Given request: Search the material for "User" and show all lines that contain it.

Available data:
## begin
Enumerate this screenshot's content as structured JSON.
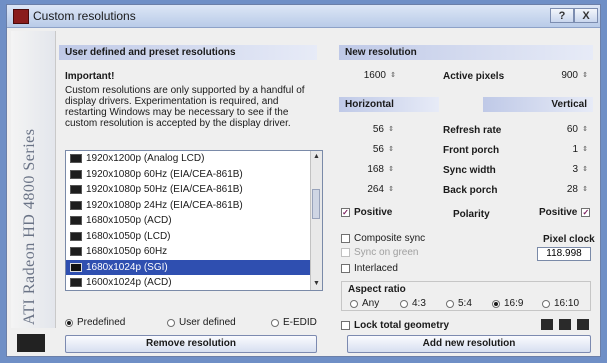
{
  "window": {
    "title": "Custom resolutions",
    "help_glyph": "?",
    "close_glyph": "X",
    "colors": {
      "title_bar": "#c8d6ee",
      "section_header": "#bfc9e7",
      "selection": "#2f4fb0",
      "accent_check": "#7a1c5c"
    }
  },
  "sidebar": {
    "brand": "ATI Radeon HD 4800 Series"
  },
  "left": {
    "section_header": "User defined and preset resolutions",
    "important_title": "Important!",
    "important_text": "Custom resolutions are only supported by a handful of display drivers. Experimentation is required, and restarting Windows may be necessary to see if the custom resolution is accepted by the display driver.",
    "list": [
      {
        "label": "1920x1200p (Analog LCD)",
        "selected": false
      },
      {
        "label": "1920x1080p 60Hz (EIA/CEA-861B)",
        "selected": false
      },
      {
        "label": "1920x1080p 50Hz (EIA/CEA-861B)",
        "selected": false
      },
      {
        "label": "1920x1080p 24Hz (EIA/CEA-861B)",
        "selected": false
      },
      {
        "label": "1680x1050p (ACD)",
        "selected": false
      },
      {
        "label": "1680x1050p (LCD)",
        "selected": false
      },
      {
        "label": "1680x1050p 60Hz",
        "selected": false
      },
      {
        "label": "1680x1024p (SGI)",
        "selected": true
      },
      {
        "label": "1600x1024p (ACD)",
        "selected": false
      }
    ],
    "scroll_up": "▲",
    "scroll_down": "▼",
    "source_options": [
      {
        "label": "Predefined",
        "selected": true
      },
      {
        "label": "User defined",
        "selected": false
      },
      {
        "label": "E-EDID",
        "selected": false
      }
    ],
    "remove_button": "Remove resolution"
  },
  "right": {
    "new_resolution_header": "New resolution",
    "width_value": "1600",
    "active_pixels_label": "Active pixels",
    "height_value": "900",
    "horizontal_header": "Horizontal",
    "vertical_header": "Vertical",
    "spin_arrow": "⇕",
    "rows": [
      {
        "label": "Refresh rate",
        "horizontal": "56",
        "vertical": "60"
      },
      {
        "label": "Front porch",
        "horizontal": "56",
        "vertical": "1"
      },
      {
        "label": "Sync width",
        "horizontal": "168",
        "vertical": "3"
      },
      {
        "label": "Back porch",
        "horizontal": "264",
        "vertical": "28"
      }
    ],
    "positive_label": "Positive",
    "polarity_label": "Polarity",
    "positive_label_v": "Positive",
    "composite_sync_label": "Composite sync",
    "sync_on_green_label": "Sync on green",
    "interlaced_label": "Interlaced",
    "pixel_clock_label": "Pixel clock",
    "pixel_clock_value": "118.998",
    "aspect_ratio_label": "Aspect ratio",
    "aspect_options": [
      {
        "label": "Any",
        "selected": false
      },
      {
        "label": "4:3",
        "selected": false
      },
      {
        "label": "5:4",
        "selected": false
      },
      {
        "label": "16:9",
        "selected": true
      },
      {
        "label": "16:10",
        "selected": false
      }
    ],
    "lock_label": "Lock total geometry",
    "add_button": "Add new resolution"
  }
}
## end
Exercise answer:
    "section_header": "User defined and preset resolutions",
        "label": "User defined",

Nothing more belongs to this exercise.